TEXTO DO EXERCÍCIO >>
◇ ◇ ◇ ◇ ◇ ◇ ◇
Os lockdowns causaram grandes interrupções nas cadeias de suprimentos de produtos em todo o mundo. E dentro do país os efeitos têm sido muito duros para a população.

Durante o lockdown em Xangai, observa Qian, as remessas de alimentos para os moradores confinados na cidade "apodreceram nas ruas enquanto os cidadãos passavam fome".

Os lockdowns em grande escala de um mês em uma cidade como Pequim ou Xangai, explica a pesquisadora, reduzem o crescimento econômico em pelo menos 4%.

"Se você somar todos os lockdowns que aconteceram, percebe que o impacto negativo é enorme."

Qualquer enfraquecimento da segunda maior economia do mundo tem ramificações globais, ainda mais quando organizações como o Fundo Monetário Internacional (FMI), estimam que cerca de um terço dos países entrará em recessão em 2023.

Os investidores e os mercados estão inquietos com o aumento de infecções, considerando que a China não teve uma campanha de vacinação em massa, algo que aumenta ainda mais os níveis de incerteza sobre o futuro econômico.

Por outro lado, "as pessoas dentro do país estão gastando menos dinheiro em coisas como carros e smartphones", outro sinal do impacto que a política de covid zero teve, diz a jornalista Suranjana Tewari, correspondente de economia da BBC na Ásia.

Como pano de fundo, ela acrescenta, está o fato de que "a China está enfrentando uma série de desafios, incluindo a crise imobiliária, as medidas enérgicas contra empresas de tecnologia e os efeitos da menor demanda como resultado da desaceleração global".

Empresas multinacionais, como a Apple, estão vendo os efeitos da política de covid zero em suas linhas de produção.

O recente fechamento de uma fábrica chinesa que monta iPhones tem causado problemas para a gigante da tecnologia. A fábrica, que emprega 200 mil pessoas e pertence à Foxconn, uma empresa de origem taiwanesa, sofreu um surto de covid em outubro que obrigou seu fechamento parcial.

Quando começou a faltar a comida, muitos funcionários que haviam ficado confinados fugiram da fábrica, pulando muros e caminhando por rodovias na tentativa de chegar em casa. Um ato de desespero que teve impacto na fabricação de um produto de consumo em massa no mundo.

Embora a severidade dos lockdowns possa mudar nas próximas semanas, até agora ainda estavam em vigor em cidades que representam cerca de um quarto do Produto Interno Bruto (PIB) da China, de acordo com um índice compilado pelo Nomura, um banco de investimento japonês.

A política de covid zero tem sido um grande obstáculo para a economia chinesa nos últimos meses, argumenta Mark Williams, economista-chefe para a Ásia da consultoria Capital Economics.

Ela obrigou as cidades a implementar lockdowns e deixou todos com receio de sair por medo de serem colocados em quarentena, disse ele à BBC News Mundo.

Mais de dois milhões de pessoas ficaram em instalações de quarentena.

"É possível que piore antes de melhorar", ele adverte.
◇ ◇ ◇ ◇ ◇ ◇ ◇
(Dados de detecção de layout de documentos)
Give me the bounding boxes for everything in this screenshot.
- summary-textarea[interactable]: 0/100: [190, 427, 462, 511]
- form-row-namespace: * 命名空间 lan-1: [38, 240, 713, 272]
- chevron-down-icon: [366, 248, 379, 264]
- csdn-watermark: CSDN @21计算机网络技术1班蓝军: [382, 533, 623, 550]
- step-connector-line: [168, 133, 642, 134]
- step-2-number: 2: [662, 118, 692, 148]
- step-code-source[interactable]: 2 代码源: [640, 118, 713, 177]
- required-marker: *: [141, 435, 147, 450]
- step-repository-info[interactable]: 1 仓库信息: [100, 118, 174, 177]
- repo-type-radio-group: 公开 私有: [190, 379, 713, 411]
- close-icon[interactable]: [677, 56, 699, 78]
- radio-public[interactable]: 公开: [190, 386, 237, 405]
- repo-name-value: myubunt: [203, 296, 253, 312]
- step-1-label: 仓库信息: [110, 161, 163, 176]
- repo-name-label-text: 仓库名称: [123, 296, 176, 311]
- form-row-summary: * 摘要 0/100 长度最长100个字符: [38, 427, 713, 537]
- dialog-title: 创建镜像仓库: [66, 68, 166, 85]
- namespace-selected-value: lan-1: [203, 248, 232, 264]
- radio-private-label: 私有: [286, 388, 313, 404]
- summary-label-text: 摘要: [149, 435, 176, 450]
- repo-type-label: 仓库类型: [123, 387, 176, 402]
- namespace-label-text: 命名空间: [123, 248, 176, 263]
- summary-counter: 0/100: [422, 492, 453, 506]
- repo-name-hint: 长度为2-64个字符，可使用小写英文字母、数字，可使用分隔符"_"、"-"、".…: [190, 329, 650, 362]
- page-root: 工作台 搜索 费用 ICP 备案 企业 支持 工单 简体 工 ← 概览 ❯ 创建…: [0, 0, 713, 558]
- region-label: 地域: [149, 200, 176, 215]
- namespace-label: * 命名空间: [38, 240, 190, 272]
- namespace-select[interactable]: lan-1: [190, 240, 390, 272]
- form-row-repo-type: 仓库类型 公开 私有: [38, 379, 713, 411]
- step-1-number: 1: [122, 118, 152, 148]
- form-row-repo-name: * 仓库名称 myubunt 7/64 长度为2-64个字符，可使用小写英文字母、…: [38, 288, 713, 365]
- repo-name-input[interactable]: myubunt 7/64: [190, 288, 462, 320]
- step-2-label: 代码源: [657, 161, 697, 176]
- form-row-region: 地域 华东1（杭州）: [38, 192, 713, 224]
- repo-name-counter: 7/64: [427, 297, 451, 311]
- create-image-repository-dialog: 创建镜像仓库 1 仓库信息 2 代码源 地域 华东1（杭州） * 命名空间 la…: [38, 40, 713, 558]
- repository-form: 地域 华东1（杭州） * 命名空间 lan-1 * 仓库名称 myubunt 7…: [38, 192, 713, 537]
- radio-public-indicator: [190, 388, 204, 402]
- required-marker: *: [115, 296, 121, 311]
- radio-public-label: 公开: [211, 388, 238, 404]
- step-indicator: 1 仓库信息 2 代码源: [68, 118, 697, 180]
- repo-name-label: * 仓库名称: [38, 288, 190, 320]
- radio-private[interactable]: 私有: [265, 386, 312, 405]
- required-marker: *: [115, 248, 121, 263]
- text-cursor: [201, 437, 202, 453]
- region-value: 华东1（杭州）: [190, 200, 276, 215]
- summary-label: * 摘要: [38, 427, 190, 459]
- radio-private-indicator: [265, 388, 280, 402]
◇ ◇ ◇ ◇ ◇ ◇ ◇
TAREFA A >> Segundo o texto sobre a política de covid zero, quantas pessoas trabalham na fábrica de iPhones que pertence à Foxconn?
TAREFA B >> Liste os desafios que, segundo Suranjana Tewari no texto sobre a política de covid zero, a China está enfrentando.
Os dados não são usados em nenhuma parte desta atividade.

RESPOSTA FINAL A >> 200 mil pessoas.

RESPOSTA FINAL B >>
- A crise imobiliária
- As medidas enérgicas contra empresas de tecnologia
- Os efeitos da menor demanda como resultado da desaceleração global